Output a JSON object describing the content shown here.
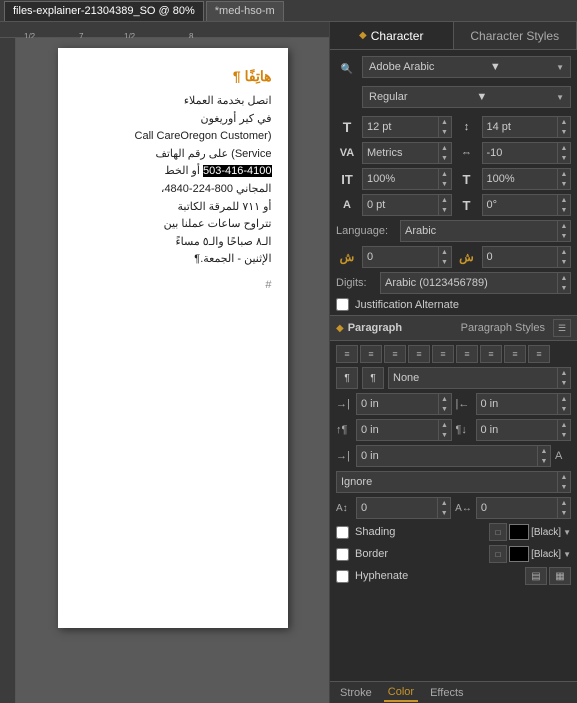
{
  "tabs": [
    {
      "label": "files-explainer-21304389_SO @ 80%",
      "active": true,
      "modified": false
    },
    {
      "label": "*med-hso-m",
      "active": false,
      "modified": true
    }
  ],
  "ruler": {
    "marks": [
      "1/2",
      "7",
      "1/2",
      "8"
    ]
  },
  "document": {
    "title": "هاتِفًا ¶",
    "paragraphs": [
      "اتصل بخدمة العملاء",
      "في كير أوريغون",
      "(Call CareOregon Customer",
      "Service) على رقم الهاتف",
      "503-416-4100 أو الخط",
      "المجاني  800-224-4840،",
      "أو ٧١١ للمرقة الكاتبة",
      "تتراوح ساعات عملنا بين",
      "الـ٨ صباحًا والـ٥ مساءً",
      "الإثنين - الجمعة.¶"
    ],
    "hash": "#"
  },
  "character_panel": {
    "tab_label": "Character",
    "styles_tab_label": "Character Styles",
    "font_name": "Adobe Arabic",
    "font_style": "Regular",
    "fields": {
      "font_size_label": "T",
      "font_size_value": "12 pt",
      "leading_value": "14 pt",
      "kerning_label": "VA",
      "kerning_value": "Metrics",
      "tracking_value": "-10",
      "vert_scale_value": "100%",
      "horiz_scale_value": "100%",
      "baseline_shift_value": "0 pt",
      "rotation_value": "0°",
      "language_label": "Language:",
      "language_value": "Arabic",
      "tcyup_value": "0",
      "tcydown_value": "0",
      "digits_label": "Digits:",
      "digits_value": "Arabic (0123456789)",
      "justification_alt_label": "Justification Alternate"
    }
  },
  "paragraph_panel": {
    "tab_label": "Paragraph",
    "styles_tab_label": "Paragraph Styles",
    "align_buttons": [
      "≡←",
      "≡",
      "≡→",
      "≡↔",
      "≡|←",
      "≡|→",
      "↔≡",
      "←≡",
      "→≡"
    ],
    "indent_left_label": "←",
    "indent_right_label": "→",
    "space_before_label": "↑",
    "space_after_label": "↓",
    "dropcap_lines": "0",
    "dropcap_chars": "0",
    "none_dropdown": "None",
    "shading_label": "Shading",
    "shading_color": "[Black]",
    "border_label": "Border",
    "border_color": "[Black]",
    "hyphenate_label": "Hyphenate",
    "ignore_dropdown": "Ignore",
    "para_indent": {
      "left": "0 in",
      "right": "0 in",
      "space_before": "0 in",
      "space_after": "0 in",
      "last_line": "0 in"
    }
  },
  "bottom_tabs": {
    "stroke_label": "Stroke",
    "color_label": "Color",
    "effects_label": "Effects"
  }
}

------

▶ _GOAL OF THE EXERCISE_: What is the number of lines in the listing that include the word "Black"? Give that number and nothing else.

▶ _SOLUTION TO THIS PROBLEM_: 2